Problem details
Collect from the data below each line with "content".

[Stored entries]
########
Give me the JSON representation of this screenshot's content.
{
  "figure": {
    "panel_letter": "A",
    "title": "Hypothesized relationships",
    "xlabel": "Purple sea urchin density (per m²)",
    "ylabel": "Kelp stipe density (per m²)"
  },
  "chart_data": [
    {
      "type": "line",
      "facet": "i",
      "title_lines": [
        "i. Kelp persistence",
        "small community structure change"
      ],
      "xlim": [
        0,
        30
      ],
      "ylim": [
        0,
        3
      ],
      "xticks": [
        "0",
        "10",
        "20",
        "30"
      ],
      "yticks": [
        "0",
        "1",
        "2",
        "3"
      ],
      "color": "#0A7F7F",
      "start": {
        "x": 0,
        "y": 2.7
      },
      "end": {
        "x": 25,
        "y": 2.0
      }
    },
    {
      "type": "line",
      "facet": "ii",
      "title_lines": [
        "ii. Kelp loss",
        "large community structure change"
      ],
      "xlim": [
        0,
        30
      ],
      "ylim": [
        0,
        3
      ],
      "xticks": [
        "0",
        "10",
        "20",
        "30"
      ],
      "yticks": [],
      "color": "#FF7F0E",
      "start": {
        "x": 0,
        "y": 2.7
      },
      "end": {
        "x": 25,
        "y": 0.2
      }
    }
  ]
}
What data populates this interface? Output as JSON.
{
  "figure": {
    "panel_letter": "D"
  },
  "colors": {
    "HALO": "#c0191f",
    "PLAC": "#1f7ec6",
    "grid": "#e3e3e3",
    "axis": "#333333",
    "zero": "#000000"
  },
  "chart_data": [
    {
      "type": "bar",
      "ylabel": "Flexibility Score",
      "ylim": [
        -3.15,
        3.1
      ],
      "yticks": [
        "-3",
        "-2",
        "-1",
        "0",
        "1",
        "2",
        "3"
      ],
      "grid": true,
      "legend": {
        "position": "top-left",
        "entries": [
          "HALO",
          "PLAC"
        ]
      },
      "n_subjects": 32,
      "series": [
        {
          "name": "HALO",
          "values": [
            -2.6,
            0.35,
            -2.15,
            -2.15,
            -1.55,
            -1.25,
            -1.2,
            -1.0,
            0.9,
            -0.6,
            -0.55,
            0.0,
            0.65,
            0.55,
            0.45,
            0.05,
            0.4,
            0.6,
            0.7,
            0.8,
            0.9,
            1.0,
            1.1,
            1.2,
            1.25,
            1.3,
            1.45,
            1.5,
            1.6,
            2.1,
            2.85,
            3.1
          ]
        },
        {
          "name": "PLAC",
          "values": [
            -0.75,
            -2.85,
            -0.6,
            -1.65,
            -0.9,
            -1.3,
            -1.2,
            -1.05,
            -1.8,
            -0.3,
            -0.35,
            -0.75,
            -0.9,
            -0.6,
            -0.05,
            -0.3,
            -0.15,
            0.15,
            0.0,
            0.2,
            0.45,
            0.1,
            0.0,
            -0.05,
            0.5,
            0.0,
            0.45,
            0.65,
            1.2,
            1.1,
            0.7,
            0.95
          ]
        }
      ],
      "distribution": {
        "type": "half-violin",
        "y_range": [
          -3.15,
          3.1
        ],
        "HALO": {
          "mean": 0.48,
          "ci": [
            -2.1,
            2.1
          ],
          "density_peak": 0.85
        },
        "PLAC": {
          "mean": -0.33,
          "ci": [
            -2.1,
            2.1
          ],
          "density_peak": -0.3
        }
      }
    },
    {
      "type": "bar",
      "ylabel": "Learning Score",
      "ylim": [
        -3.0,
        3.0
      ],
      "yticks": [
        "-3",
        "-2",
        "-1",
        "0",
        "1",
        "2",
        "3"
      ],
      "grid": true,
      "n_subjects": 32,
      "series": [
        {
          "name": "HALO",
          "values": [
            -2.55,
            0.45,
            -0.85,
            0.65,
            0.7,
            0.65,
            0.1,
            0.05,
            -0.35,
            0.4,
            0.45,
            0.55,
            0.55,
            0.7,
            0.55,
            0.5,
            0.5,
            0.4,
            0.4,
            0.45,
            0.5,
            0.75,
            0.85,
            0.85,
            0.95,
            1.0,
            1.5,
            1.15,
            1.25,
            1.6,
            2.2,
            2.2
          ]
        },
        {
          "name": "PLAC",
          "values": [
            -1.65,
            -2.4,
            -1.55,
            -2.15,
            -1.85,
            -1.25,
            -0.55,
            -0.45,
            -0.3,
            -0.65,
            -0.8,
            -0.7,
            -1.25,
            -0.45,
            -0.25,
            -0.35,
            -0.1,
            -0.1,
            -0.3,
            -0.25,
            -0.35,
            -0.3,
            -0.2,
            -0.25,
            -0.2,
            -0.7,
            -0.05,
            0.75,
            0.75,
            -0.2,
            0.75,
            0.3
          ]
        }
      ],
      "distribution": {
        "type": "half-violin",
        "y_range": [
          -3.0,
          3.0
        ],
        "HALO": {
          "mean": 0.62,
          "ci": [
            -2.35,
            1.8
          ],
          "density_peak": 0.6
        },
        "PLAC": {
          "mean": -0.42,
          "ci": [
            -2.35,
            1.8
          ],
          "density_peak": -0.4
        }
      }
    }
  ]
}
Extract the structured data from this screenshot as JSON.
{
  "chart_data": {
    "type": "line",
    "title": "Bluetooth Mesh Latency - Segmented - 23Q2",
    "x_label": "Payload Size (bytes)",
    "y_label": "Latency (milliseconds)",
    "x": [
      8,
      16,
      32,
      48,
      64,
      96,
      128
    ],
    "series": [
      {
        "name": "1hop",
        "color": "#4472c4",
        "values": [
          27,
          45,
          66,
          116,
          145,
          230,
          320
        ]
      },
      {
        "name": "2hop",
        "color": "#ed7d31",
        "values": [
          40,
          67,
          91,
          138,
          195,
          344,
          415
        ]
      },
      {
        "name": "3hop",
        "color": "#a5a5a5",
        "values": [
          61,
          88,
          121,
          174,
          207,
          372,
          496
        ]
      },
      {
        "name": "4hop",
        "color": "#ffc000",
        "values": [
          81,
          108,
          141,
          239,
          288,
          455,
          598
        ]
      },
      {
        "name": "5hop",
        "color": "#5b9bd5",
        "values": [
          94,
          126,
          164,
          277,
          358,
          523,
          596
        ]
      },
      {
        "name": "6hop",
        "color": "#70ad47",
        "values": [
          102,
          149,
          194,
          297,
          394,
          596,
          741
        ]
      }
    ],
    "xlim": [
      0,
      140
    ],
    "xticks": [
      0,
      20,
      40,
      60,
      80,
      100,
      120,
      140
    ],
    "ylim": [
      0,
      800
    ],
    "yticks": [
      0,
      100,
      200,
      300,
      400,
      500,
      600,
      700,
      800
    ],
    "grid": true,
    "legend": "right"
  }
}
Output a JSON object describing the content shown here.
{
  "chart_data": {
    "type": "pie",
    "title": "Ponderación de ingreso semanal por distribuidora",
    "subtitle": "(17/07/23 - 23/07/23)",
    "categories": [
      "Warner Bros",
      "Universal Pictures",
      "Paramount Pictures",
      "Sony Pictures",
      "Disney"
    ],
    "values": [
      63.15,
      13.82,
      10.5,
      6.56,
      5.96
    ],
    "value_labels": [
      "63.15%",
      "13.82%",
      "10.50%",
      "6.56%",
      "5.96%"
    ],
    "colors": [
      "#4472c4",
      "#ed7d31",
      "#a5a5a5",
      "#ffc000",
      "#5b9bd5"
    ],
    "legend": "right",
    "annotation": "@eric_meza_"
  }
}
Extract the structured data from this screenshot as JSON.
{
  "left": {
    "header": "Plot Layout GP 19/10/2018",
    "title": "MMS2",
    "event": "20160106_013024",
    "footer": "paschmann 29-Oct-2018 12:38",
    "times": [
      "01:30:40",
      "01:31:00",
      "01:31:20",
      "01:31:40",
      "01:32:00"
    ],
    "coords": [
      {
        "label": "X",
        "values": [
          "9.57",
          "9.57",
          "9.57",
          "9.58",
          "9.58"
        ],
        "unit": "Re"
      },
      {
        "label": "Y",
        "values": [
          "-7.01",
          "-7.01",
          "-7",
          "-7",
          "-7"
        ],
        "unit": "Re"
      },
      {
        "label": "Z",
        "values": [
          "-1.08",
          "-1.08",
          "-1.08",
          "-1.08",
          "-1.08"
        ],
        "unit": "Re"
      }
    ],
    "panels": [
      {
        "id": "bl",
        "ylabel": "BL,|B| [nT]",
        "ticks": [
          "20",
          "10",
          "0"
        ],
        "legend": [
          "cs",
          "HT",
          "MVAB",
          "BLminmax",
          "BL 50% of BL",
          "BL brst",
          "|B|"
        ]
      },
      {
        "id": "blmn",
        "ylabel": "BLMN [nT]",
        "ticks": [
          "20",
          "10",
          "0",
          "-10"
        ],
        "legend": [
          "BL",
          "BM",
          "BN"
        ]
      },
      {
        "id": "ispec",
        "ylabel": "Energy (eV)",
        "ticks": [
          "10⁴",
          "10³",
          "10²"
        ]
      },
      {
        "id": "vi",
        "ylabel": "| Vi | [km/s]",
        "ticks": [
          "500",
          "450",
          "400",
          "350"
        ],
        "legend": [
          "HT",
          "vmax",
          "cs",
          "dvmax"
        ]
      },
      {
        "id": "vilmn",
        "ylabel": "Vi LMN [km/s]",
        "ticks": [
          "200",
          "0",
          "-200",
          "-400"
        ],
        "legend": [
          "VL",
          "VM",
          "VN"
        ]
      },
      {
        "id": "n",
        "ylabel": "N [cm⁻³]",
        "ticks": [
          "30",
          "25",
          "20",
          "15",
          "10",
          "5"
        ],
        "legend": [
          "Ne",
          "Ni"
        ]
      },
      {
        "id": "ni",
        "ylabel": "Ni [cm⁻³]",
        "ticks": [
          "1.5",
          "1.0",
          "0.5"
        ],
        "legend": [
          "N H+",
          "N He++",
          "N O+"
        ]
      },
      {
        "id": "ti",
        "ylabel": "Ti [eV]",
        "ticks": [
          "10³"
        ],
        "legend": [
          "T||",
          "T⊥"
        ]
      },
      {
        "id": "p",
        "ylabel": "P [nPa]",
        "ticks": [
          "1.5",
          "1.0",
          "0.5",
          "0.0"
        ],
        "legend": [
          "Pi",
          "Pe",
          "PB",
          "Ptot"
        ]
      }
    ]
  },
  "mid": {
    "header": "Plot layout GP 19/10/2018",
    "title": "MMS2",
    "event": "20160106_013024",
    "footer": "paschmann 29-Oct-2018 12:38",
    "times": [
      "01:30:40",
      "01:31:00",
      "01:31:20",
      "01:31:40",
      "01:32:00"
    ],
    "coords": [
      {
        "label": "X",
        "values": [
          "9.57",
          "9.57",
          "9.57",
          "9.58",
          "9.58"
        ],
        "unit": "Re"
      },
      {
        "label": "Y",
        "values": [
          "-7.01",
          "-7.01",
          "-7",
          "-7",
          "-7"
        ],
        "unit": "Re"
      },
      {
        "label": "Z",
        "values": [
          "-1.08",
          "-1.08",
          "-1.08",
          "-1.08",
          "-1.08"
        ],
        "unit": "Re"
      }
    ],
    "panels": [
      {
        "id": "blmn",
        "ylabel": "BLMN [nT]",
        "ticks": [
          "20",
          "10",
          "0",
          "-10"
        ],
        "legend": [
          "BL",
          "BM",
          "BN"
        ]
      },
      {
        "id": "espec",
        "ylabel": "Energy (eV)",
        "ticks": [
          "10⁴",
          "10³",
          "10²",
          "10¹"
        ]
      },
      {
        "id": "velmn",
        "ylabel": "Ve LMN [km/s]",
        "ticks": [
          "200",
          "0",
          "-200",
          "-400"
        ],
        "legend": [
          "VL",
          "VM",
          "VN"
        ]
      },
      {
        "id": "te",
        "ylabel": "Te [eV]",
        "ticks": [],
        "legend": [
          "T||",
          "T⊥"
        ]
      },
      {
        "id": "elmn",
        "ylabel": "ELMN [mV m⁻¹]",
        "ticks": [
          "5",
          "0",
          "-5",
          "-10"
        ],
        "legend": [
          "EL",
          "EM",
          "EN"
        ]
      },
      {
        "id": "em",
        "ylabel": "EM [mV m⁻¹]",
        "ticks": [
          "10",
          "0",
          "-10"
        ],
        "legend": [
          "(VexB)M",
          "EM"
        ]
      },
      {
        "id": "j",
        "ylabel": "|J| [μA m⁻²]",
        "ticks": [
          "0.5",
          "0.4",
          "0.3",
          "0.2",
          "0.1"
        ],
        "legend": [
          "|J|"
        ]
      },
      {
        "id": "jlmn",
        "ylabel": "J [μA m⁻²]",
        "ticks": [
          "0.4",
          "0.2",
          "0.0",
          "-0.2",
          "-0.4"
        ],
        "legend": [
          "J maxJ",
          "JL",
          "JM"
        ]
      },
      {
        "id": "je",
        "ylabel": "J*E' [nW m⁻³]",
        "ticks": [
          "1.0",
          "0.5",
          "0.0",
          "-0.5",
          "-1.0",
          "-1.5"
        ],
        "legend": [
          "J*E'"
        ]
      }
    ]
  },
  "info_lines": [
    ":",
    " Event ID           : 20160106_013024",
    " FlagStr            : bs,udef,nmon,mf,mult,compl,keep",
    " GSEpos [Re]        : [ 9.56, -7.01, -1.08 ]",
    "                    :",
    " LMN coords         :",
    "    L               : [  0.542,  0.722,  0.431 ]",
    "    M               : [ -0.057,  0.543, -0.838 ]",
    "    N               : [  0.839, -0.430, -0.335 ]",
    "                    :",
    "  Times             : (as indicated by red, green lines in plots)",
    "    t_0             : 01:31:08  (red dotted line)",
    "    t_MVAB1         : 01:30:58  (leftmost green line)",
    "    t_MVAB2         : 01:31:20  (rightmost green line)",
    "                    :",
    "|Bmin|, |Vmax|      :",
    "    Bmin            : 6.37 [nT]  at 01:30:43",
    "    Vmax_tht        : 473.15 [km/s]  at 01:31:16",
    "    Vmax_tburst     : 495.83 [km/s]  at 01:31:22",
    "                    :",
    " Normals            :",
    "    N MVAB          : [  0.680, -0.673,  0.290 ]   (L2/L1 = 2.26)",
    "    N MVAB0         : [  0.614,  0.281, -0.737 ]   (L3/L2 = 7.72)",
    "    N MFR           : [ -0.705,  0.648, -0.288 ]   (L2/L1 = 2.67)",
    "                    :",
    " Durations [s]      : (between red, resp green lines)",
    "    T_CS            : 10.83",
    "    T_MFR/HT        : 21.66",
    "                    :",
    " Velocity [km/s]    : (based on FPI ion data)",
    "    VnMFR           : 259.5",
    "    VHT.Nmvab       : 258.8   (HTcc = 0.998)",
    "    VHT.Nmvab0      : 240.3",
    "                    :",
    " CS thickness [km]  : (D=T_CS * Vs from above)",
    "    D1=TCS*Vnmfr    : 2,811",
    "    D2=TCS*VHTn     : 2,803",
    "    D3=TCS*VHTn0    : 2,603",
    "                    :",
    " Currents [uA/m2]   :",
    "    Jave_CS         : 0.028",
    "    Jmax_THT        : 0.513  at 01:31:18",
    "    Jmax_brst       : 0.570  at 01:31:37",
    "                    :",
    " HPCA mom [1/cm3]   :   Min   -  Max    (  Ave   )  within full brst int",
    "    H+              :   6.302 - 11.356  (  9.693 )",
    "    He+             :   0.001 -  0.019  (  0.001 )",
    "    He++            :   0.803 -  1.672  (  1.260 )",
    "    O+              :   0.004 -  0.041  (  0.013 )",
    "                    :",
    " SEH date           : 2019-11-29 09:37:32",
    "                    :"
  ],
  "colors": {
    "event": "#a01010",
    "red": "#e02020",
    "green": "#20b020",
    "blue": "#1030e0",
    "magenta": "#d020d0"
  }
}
########
Output for this exercise
Give me the JSON representation of this screenshot's content.
Output a JSON object describing the content shown here.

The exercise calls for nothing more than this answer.